Start of Supplied records
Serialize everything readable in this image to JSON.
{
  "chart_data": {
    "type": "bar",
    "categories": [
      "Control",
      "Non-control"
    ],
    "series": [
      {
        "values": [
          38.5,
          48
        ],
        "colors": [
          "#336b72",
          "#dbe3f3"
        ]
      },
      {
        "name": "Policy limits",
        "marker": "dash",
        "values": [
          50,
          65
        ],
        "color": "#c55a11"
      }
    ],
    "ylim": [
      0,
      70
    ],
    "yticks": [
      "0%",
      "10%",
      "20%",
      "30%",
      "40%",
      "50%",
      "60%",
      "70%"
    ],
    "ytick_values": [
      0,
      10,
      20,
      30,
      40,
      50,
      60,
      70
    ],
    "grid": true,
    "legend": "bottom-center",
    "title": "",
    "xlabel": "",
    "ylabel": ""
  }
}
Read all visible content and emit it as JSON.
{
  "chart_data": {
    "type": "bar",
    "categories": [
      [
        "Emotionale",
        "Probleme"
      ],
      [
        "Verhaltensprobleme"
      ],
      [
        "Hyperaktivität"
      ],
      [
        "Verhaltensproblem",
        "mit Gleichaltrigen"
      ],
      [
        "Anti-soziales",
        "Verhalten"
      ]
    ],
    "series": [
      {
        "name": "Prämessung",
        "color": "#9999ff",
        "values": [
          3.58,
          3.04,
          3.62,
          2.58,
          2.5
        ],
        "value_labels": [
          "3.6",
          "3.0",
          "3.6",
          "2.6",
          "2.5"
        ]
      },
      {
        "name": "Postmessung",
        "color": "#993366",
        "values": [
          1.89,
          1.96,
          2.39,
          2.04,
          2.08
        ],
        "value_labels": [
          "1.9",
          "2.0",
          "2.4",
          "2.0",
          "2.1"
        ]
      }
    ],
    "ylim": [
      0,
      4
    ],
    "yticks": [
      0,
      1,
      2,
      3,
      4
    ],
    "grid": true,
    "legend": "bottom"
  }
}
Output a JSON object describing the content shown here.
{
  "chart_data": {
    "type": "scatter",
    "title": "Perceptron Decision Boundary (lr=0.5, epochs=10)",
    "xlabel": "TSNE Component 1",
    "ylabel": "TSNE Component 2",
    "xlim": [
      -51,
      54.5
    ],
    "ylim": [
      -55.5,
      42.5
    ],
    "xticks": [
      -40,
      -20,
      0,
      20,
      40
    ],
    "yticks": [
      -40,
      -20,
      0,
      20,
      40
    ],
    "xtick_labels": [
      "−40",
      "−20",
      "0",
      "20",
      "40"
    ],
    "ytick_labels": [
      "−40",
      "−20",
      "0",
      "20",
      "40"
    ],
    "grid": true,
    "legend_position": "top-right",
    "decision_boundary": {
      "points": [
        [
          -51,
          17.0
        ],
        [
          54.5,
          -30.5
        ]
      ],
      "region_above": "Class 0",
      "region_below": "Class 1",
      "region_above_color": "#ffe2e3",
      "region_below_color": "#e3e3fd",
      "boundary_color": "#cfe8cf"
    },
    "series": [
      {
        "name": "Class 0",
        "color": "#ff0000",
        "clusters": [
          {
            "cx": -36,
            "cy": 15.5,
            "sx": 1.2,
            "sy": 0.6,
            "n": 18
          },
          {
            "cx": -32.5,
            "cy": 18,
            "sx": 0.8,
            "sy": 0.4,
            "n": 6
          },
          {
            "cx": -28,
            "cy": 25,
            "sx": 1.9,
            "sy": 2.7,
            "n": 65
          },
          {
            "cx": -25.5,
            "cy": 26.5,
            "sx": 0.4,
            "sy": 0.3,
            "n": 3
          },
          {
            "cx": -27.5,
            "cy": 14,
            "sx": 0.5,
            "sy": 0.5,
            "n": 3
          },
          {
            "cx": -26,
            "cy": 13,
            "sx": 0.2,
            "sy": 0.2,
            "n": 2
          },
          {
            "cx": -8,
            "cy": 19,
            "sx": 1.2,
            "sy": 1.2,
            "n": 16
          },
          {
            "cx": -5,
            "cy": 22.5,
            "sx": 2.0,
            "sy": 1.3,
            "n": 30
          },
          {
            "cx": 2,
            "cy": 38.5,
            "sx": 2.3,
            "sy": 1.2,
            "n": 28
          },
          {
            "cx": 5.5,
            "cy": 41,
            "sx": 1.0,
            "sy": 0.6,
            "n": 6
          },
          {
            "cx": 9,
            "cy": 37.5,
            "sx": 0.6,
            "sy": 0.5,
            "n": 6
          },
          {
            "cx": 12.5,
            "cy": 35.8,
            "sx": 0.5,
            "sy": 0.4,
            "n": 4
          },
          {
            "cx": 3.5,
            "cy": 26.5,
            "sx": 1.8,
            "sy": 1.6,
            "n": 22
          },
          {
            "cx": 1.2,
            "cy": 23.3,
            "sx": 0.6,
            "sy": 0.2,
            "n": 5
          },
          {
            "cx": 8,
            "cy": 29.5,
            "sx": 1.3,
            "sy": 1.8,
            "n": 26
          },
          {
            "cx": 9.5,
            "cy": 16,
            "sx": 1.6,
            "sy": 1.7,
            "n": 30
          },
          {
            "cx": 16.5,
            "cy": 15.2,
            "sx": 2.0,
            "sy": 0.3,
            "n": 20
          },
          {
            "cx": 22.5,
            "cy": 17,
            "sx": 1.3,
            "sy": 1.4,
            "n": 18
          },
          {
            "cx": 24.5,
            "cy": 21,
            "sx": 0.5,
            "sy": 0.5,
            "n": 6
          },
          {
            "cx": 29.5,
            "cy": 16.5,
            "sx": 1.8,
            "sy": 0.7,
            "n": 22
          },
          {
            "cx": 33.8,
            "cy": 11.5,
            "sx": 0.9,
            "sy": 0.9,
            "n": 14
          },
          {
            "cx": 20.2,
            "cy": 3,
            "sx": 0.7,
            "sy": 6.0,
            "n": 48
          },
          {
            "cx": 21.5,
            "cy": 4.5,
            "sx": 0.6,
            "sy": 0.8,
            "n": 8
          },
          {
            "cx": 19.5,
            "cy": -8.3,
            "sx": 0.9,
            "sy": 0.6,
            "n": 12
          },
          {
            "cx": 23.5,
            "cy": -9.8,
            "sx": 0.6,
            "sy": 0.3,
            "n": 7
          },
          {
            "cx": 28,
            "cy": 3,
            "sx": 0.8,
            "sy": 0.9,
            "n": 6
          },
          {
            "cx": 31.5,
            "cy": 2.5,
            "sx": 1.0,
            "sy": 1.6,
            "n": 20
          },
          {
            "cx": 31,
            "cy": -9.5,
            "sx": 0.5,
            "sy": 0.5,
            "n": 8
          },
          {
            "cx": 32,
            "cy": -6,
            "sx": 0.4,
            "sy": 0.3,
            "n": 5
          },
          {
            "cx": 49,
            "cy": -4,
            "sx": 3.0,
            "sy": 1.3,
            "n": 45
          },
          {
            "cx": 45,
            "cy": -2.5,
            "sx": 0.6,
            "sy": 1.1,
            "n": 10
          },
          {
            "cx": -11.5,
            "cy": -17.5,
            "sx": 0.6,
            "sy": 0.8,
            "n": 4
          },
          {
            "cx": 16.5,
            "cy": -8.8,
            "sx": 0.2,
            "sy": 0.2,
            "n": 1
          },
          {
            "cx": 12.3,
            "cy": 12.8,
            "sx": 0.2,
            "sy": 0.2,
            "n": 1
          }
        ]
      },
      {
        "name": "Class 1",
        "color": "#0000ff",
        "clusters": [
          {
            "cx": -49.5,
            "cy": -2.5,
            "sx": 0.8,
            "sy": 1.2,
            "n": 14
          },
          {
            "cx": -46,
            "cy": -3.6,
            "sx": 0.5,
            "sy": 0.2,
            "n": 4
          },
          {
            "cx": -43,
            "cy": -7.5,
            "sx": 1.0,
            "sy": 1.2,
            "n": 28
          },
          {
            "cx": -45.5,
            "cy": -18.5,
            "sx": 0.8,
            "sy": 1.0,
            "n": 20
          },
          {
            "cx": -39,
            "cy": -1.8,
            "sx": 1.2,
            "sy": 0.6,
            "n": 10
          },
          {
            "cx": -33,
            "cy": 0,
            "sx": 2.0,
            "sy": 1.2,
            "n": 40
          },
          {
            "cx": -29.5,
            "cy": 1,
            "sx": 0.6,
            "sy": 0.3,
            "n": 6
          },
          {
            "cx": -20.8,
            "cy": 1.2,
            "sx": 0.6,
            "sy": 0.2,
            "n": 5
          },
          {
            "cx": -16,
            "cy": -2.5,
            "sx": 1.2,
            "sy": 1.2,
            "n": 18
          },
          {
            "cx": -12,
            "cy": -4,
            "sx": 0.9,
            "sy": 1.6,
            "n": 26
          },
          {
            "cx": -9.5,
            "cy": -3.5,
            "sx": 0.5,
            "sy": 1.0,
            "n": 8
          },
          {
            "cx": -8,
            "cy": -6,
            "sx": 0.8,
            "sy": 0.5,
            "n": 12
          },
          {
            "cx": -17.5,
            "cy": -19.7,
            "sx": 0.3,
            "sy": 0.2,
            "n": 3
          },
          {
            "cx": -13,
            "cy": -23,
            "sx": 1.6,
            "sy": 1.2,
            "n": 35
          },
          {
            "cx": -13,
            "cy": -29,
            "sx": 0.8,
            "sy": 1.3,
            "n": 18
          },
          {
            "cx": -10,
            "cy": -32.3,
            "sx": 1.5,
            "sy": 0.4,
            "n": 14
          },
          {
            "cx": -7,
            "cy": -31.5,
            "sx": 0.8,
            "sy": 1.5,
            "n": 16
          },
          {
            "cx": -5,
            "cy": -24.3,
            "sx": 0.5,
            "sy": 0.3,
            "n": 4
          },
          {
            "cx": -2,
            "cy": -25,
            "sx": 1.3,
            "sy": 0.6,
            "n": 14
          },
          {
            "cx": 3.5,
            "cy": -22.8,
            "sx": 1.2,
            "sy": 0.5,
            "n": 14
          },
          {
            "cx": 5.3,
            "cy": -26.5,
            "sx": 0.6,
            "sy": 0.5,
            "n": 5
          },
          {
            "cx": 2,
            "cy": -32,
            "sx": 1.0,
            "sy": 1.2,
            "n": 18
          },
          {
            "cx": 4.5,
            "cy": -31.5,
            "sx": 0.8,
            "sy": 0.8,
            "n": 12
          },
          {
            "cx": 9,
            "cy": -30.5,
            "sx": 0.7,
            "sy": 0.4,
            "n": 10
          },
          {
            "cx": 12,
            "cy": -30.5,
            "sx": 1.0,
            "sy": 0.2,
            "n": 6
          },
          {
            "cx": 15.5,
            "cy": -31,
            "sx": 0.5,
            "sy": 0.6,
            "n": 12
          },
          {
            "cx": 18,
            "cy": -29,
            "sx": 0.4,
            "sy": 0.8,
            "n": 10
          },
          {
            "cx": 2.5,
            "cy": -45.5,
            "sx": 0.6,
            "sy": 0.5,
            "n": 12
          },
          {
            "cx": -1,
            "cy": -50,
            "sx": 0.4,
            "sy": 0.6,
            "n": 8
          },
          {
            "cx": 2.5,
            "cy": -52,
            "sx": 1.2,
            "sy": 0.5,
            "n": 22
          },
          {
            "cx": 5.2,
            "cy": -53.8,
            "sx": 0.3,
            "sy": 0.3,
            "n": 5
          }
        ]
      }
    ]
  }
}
End of Supplied records
Supply the count of lines in the entries that contain the word "Class", and nothing besides.

4